Chart and figure data
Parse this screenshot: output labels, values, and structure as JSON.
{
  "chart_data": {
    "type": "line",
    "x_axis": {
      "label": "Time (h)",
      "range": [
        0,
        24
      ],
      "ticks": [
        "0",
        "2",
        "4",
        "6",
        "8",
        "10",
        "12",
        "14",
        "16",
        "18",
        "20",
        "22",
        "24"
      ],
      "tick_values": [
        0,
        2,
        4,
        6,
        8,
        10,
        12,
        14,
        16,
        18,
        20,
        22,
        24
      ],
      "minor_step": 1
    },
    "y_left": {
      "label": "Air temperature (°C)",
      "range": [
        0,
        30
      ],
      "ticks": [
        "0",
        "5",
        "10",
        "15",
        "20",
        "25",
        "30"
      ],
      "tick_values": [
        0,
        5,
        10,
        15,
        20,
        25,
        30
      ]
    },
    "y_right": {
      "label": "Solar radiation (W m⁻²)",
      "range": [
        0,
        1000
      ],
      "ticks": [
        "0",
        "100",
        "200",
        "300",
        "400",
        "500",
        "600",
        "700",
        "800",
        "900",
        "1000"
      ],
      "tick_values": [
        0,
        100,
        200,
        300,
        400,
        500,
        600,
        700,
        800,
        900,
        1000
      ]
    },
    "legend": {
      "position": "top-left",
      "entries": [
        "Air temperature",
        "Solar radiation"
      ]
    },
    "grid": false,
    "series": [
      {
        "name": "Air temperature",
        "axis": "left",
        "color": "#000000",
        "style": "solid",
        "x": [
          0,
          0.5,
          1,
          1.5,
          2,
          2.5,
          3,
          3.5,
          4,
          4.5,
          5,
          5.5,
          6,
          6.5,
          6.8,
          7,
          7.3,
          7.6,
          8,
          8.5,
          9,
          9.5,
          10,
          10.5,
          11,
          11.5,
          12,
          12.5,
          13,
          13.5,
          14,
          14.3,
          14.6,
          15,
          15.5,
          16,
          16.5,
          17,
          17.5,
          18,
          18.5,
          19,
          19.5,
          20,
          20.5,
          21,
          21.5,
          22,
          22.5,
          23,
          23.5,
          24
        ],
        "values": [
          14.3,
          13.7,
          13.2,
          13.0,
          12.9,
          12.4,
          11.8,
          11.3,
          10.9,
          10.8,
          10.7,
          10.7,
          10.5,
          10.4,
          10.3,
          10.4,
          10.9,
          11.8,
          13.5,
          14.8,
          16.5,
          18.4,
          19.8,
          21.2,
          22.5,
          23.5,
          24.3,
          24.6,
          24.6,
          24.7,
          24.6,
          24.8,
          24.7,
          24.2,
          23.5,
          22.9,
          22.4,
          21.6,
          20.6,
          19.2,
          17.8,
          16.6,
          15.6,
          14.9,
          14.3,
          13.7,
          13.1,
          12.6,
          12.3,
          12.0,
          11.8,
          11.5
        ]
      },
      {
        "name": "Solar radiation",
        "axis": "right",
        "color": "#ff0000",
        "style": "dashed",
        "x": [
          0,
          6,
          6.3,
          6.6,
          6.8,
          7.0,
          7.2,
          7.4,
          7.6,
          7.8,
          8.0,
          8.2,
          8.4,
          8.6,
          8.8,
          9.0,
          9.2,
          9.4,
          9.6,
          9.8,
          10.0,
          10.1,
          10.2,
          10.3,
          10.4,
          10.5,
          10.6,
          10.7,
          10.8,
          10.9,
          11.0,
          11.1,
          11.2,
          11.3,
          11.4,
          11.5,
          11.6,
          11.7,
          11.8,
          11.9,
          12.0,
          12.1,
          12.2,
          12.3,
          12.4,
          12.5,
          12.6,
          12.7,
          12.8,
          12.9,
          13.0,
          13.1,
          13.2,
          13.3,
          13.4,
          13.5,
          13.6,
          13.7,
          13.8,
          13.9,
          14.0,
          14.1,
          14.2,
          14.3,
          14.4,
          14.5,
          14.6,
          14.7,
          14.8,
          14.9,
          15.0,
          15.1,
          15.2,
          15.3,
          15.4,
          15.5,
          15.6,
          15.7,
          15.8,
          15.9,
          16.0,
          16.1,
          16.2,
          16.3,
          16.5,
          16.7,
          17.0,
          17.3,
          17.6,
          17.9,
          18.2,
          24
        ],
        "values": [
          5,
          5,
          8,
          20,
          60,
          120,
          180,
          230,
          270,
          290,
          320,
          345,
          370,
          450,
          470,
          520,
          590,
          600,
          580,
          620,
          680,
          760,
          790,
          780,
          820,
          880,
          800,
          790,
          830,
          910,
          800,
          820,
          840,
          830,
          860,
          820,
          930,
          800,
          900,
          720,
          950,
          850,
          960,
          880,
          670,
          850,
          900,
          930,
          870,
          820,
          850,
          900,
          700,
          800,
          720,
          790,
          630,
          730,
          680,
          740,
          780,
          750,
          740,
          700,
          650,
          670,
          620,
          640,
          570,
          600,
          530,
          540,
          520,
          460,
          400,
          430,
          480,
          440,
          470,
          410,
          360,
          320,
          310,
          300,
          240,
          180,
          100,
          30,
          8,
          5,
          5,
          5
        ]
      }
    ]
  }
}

The problem: Retype the records that precede this task, keeping them exactly the same.

In response:
Parse this screenshot: output labels, values, and structure as JSON.
{
  "chart_data": {
    "type": "line",
    "x_axis": {
      "label": "Time (h)",
      "range": [
        0,
        24
      ],
      "ticks": [
        "0",
        "2",
        "4",
        "6",
        "8",
        "10",
        "12",
        "14",
        "16",
        "18",
        "20",
        "22",
        "24"
      ],
      "tick_values": [
        0,
        2,
        4,
        6,
        8,
        10,
        12,
        14,
        16,
        18,
        20,
        22,
        24
      ],
      "minor_step": 1
    },
    "y_left": {
      "label": "Air temperature (°C)",
      "range": [
        0,
        30
      ],
      "ticks": [
        "0",
        "5",
        "10",
        "15",
        "20",
        "25",
        "30"
      ],
      "tick_values": [
        0,
        5,
        10,
        15,
        20,
        25,
        30
      ]
    },
    "y_right": {
      "label": "Solar radiation (W m⁻²)",
      "range": [
        0,
        1000
      ],
      "ticks": [
        "0",
        "100",
        "200",
        "300",
        "400",
        "500",
        "600",
        "700",
        "800",
        "900",
        "1000"
      ],
      "tick_values": [
        0,
        100,
        200,
        300,
        400,
        500,
        600,
        700,
        800,
        900,
        1000
      ]
    },
    "legend": {
      "position": "top-left",
      "entries": [
        "Air temperature",
        "Solar radiation"
      ]
    },
    "grid": false,
    "series": [
      {
        "name": "Air temperature",
        "axis": "left",
        "color": "#000000",
        "style": "solid",
        "x": [
          0,
          0.5,
          1,
          1.5,
          2,
          2.5,
          3,
          3.5,
          4,
          4.5,
          5,
          5.5,
          6,
          6.5,
          6.8,
          7,
          7.3,
          7.6,
          8,
          8.5,
          9,
          9.5,
          10,
          10.5,
          11,
          11.5,
          12,
          12.5,
          13,
          13.5,
          14,
          14.3,
          14.6,
          15,
          15.5,
          16,
          16.5,
          17,
          17.5,
          18,
          18.5,
          19,
          19.5,
          20,
          20.5,
          21,
          21.5,
          22,
          22.5,
          23,
          23.5,
          24
        ],
        "values": [
          14.3,
          13.7,
          13.2,
          13.0,
          12.9,
          12.4,
          11.8,
          11.3,
          10.9,
          10.8,
          10.7,
          10.7,
          10.5,
          10.4,
          10.3,
          10.4,
          10.9,
          11.8,
          13.5,
          14.8,
          16.5,
          18.4,
          19.8,
          21.2,
          22.5,
          23.5,
          24.3,
          24.6,
          24.6,
          24.7,
          24.6,
          24.8,
          24.7,
          24.2,
          23.5,
          22.9,
          22.4,
          21.6,
          20.6,
          19.2,
          17.8,
          16.6,
          15.6,
          14.9,
          14.3,
          13.7,
          13.1,
          12.6,
          12.3,
          12.0,
          11.8,
          11.5
        ]
      },
      {
        "name": "Solar radiation",
        "axis": "right",
        "color": "#ff0000",
        "style": "dashed",
        "x": [
          0,
          6,
          6.3,
          6.6,
          6.8,
          7.0,
          7.2,
          7.4,
          7.6,
          7.8,
          8.0,
          8.2,
          8.4,
          8.6,
          8.8,
          9.0,
          9.2,
          9.4,
          9.6,
          9.8,
          10.0,
          10.1,
          10.2,
          10.3,
          10.4,
          10.5,
          10.6,
          10.7,
          10.8,
          10.9,
          11.0,
          11.1,
          11.2,
          11.3,
          11.4,
          11.5,
          11.6,
          11.7,
          11.8,
          11.9,
          12.0,
          12.1,
          12.2,
          12.3,
          12.4,
          12.5,
          12.6,
          12.7,
          12.8,
          12.9,
          13.0,
          13.1,
          13.2,
          13.3,
          13.4,
          13.5,
          13.6,
          13.7,
          13.8,
          13.9,
          14.0,
          14.1,
          14.2,
          14.3,
          14.4,
          14.5,
          14.6,
          14.7,
          14.8,
          14.9,
          15.0,
          15.1,
          15.2,
          15.3,
          15.4,
          15.5,
          15.6,
          15.7,
          15.8,
          15.9,
          16.0,
          16.1,
          16.2,
          16.3,
          16.5,
          16.7,
          17.0,
          17.3,
          17.6,
          17.9,
          18.2,
          24
        ],
        "values": [
          5,
          5,
          8,
          20,
          60,
          120,
          180,
          230,
          270,
          290,
          320,
          345,
          370,
          450,
          470,
          520,
          590,
          600,
          580,
          620,
          680,
          760,
          790,
          780,
          820,
          880,
          800,
          790,
          830,
          910,
          800,
          820,
          840,
          830,
          860,
          820,
          930,
          800,
          900,
          720,
          950,
          850,
          960,
          880,
          670,
          850,
          900,
          930,
          870,
          820,
          850,
          900,
          700,
          800,
          720,
          790,
          630,
          730,
          680,
          740,
          780,
          750,
          740,
          700,
          650,
          670,
          620,
          640,
          570,
          600,
          530,
          540,
          520,
          460,
          400,
          430,
          480,
          440,
          470,
          410,
          360,
          320,
          310,
          300,
          240,
          180,
          100,
          30,
          8,
          5,
          5,
          5
        ]
      }
    ]
  }
}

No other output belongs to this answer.